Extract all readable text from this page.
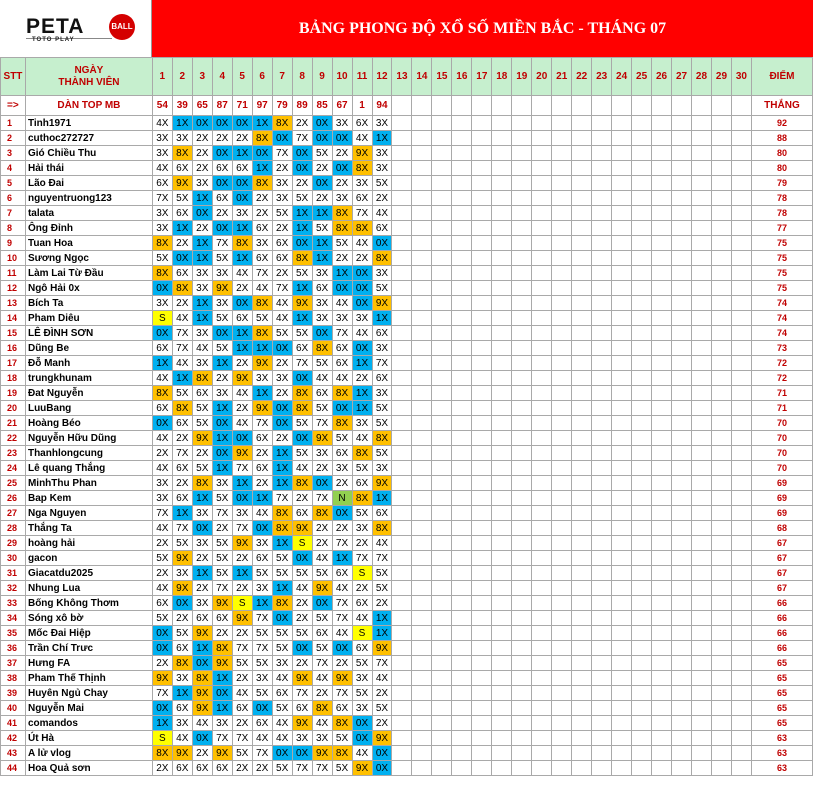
PETA	BALL
TOTO PLAY
BẢNG PHONG ĐỘ XỔ SỐ MIỀN BẮC - THÁNG 07
STT	NGÀY
THÀNH VIÊN	1	2	3	4	5	6	7	8	9	10	11	12	13	14	15	16	17	18	19	20	21	22	23	24	25	26	27	28	29	30	ĐIỂM
=>	DÀN TOP MB	54	39	65	87	71	97	79	89	85	67	1	94																			THẮNG
1	Tinh1971	4X	1X	0X	0X	0X	1X	8X	2X	0X	3X	6X	3X																			92
2	cuthoc272727	3X	3X	2X	2X	2X	8X	0X	7X	0X	0X	4X	1X																			88
3	Gió Chiều Thu	3X	8X	2X	0X	1X	0X	7X	0X	5X	2X	9X	3X																			80
4	Hải thái	4X	6X	2X	6X	6X	1X	2X	0X	2X	0X	8X	3X																			80
5	Lão Đai	6X	9X	3X	0X	0X	8X	3X	2X	0X	2X	3X	5X																			79
6	nguyentruong123	7X	5X	1X	6X	0X	2X	3X	5X	2X	3X	6X	2X																			78
7	talata	3X	6X	0X	2X	3X	2X	5X	1X	1X	8X	7X	4X																			78
8	Ông Đỉnh	3X	1X	2X	0X	1X	6X	2X	1X	5X	8X	8X	6X																			77
9	Tuan Hoa	8X	2X	1X	7X	8X	3X	6X	0X	1X	5X	4X	0X																			75
10	Sương Ngọc	5X	0X	1X	5X	1X	6X	6X	8X	1X	2X	2X	8X																			75
11	Làm Lai Từ Đầu	8X	6X	3X	3X	4X	7X	2X	5X	3X	1X	0X	3X																			75
12	Ngô Hải 0x	0X	8X	3X	9X	2X	4X	7X	1X	6X	0X	0X	5X																			75
13	Bích Ta	3X	2X	1X	3X	0X	8X	4X	9X	3X	4X	0X	9X																			74
14	Pham Diêu	S	4X	1X	5X	6X	5X	4X	1X	3X	3X	3X	1X																			74
15	LÊ ĐÌNH SƠN	0X	7X	3X	0X	1X	8X	5X	5X	0X	7X	4X	6X																			74
16	Dũng Be	6X	7X	4X	5X	1X	1X	0X	6X	8X	6X	0X	3X																			73
17	Đỗ Manh	1X	4X	3X	1X	2X	9X	2X	7X	5X	6X	1X	7X																			72
18	trungkhunam	4X	1X	8X	2X	9X	3X	3X	0X	4X	4X	2X	6X																			72
19	Đat Nguyễn	8X	5X	6X	3X	4X	1X	2X	8X	6X	8X	1X	3X																			71
20	LuuBang	6X	8X	5X	1X	2X	9X	0X	8X	5X	0X	1X	5X																			71
21	Hoàng Béo	0X	6X	5X	0X	4X	7X	0X	5X	7X	8X	3X	5X																			70
22	Nguyễn Hữu Dũng	4X	2X	9X	1X	0X	6X	2X	0X	9X	5X	4X	8X																			70
23	Thanhlongcung	2X	7X	2X	0X	9X	2X	1X	5X	3X	6X	8X	5X																			70
24	Lê quang Thắng	4X	6X	5X	1X	7X	6X	1X	4X	2X	3X	5X	3X																			70
25	MinhThu Phan	3X	2X	8X	3X	1X	2X	1X	8X	0X	2X	6X	9X																			69
26	Bap Kem	3X	6X	1X	5X	0X	1X	7X	2X	7X	N	8X	1X																			69
27	Nga Nguyen	7X	1X	3X	7X	3X	4X	8X	6X	8X	0X	5X	6X																			69
28	Thắng Ta	4X	7X	0X	2X	7X	0X	8X	9X	2X	2X	3X	8X																			68
29	hoàng hải	2X	5X	3X	5X	9X	3X	1X	S	2X	7X	2X	4X																			67
30	gacon	5X	9X	2X	5X	2X	6X	5X	0X	4X	1X	7X	7X																			67
31	Giacatdu2025	2X	3X	1X	5X	1X	5X	5X	5X	5X	6X	S	5X																			67
32	Nhung Lua	4X	9X	2X	7X	2X	3X	1X	4X	9X	4X	2X	5X																			67
33	Bống Không Thơm	6X	0X	3X	9X	S	1X	8X	2X	0X	7X	6X	2X																			66
34	Sóng xô bờ	5X	2X	6X	6X	9X	7X	0X	2X	5X	7X	4X	1X																			66
35	Mốc Đai Hiệp	0X	5X	9X	2X	2X	5X	5X	5X	6X	4X	S	1X																			66
36	Trần Chí Trưc	0X	6X	1X	8X	7X	7X	5X	0X	5X	0X	6X	9X																			66
37	Hưng FA	2X	8X	0X	9X	5X	5X	3X	2X	7X	2X	5X	7X																			65
38	Pham Thế Thịnh	9X	3X	8X	1X	2X	3X	4X	9X	4X	9X	3X	4X																			65
39	Huyên Ngủ Chay	7X	1X	9X	0X	4X	5X	6X	7X	2X	7X	5X	2X																			65
40	Nguyễn Mai	0X	6X	9X	1X	6X	0X	5X	6X	8X	6X	3X	5X																			65
41	comandos	1X	3X	4X	3X	2X	6X	4X	9X	4X	8X	0X	2X																			65
42	Út Hà	S	4X	0X	7X	7X	4X	4X	3X	3X	5X	0X	9X																			63
43	A lử vlog	8X	9X	2X	9X	5X	7X	0X	0X	9X	8X	4X	0X																			63
44	Hoa Quả sơn	2X	6X	6X	6X	2X	2X	5X	7X	7X	5X	9X	0X																			63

▶ Instructions for the task: Each entry gets copied exactly; the pictures stay out.

▶ Task solution:
Extract all readable text from this page.
PETA	BALL
TOTO PLAY
BẢNG PHONG ĐỘ XỔ SỐ MIỀN BẮC - THÁNG 07
STT	NGÀY
THÀNH VIÊN	1	2	3	4	5	6	7	8	9	10	11	12	13	14	15	16	17	18	19	20	21	22	23	24	25	26	27	28	29	30	ĐIỂM
=>	DÀN TOP MB	54	39	65	87	71	97	79	89	85	67	1	94																			THẮNG
1	Tinh1971	4X	1X	0X	0X	0X	1X	8X	2X	0X	3X	6X	3X																			92
2	cuthoc272727	3X	3X	2X	2X	2X	8X	0X	7X	0X	0X	4X	1X																			88
3	Gió Chiều Thu	3X	8X	2X	0X	1X	0X	7X	0X	5X	2X	9X	3X																			80
4	Hải thái	4X	6X	2X	6X	6X	1X	2X	0X	2X	0X	8X	3X																			80
5	Lão Đai	6X	9X	3X	0X	0X	8X	3X	2X	0X	2X	3X	5X																			79
6	nguyentruong123	7X	5X	1X	6X	0X	2X	3X	5X	2X	3X	6X	2X																			78
7	talata	3X	6X	0X	2X	3X	2X	5X	1X	1X	8X	7X	4X																			78
8	Ông Đỉnh	3X	1X	2X	0X	1X	6X	2X	1X	5X	8X	8X	6X																			77
9	Tuan Hoa	8X	2X	1X	7X	8X	3X	6X	0X	1X	5X	4X	0X																			75
10	Sương Ngọc	5X	0X	1X	5X	1X	6X	6X	8X	1X	2X	2X	8X																			75
11	Làm Lai Từ Đầu	8X	6X	3X	3X	4X	7X	2X	5X	3X	1X	0X	3X																			75
12	Ngô Hải 0x	0X	8X	3X	9X	2X	4X	7X	1X	6X	0X	0X	5X																			75
13	Bích Ta	3X	2X	1X	3X	0X	8X	4X	9X	3X	4X	0X	9X																			74
14	Pham Diêu	S	4X	1X	5X	6X	5X	4X	1X	3X	3X	3X	1X																			74
15	LÊ ĐÌNH SƠN	0X	7X	3X	0X	1X	8X	5X	5X	0X	7X	4X	6X																			74
16	Dũng Be	6X	7X	4X	5X	1X	1X	0X	6X	8X	6X	0X	3X																			73
17	Đỗ Manh	1X	4X	3X	1X	2X	9X	2X	7X	5X	6X	1X	7X																			72
18	trungkhunam	4X	1X	8X	2X	9X	3X	3X	0X	4X	4X	2X	6X																			72
19	Đat Nguyễn	8X	5X	6X	3X	4X	1X	2X	8X	6X	8X	1X	3X																			71
20	LuuBang	6X	8X	5X	1X	2X	9X	0X	8X	5X	0X	1X	5X																			71
21	Hoàng Béo	0X	6X	5X	0X	4X	7X	0X	5X	7X	8X	3X	5X																			70
22	Nguyễn Hữu Dũng	4X	2X	9X	1X	0X	6X	2X	0X	9X	5X	4X	8X																			70
23	Thanhlongcung	2X	7X	2X	0X	9X	2X	1X	5X	3X	6X	8X	5X																			70
24	Lê quang Thắng	4X	6X	5X	1X	7X	6X	1X	4X	2X	3X	5X	3X																			70
25	MinhThu Phan	3X	2X	8X	3X	1X	2X	1X	8X	0X	2X	6X	9X																			69
26	Bap Kem	3X	6X	1X	5X	0X	1X	7X	2X	7X	N	8X	1X																			69
27	Nga Nguyen	7X	1X	3X	7X	3X	4X	8X	6X	8X	0X	5X	6X																			69
28	Thắng Ta	4X	7X	0X	2X	7X	0X	8X	9X	2X	2X	3X	8X																			68
29	hoàng hải	2X	5X	3X	5X	9X	3X	1X	S	2X	7X	2X	4X																			67
30	gacon	5X	9X	2X	5X	2X	6X	5X	0X	4X	1X	7X	7X																			67
31	Giacatdu2025	2X	3X	1X	5X	1X	5X	5X	5X	5X	6X	S	5X																			67
32	Nhung Lua	4X	9X	2X	7X	2X	3X	1X	4X	9X	4X	2X	5X																			67
33	Bống Không Thơm	6X	0X	3X	9X	S	1X	8X	2X	0X	7X	6X	2X																			66
34	Sóng xô bờ	5X	2X	6X	6X	9X	7X	0X	2X	5X	7X	4X	1X																			66
35	Mốc Đai Hiệp	0X	5X	9X	2X	2X	5X	5X	5X	6X	4X	S	1X																			66
36	Trần Chí Trưc	0X	6X	1X	8X	7X	7X	5X	0X	5X	0X	6X	9X																			66
37	Hưng FA	2X	8X	0X	9X	5X	5X	3X	2X	7X	2X	5X	7X																			65
38	Pham Thế Thịnh	9X	3X	8X	1X	2X	3X	4X	9X	4X	9X	3X	4X																			65
39	Huyên Ngủ Chay	7X	1X	9X	0X	4X	5X	6X	7X	2X	7X	5X	2X																			65
40	Nguyễn Mai	0X	6X	9X	1X	6X	0X	5X	6X	8X	6X	3X	5X																			65
41	comandos	1X	3X	4X	3X	2X	6X	4X	9X	4X	8X	0X	2X																			65
42	Út Hà	S	4X	0X	7X	7X	4X	4X	3X	3X	5X	0X	9X																			63
43	A lử vlog	8X	9X	2X	9X	5X	7X	0X	0X	9X	8X	4X	0X																			63
44	Hoa Quả sơn	2X	6X	6X	6X	2X	2X	5X	7X	7X	5X	9X	0X																			63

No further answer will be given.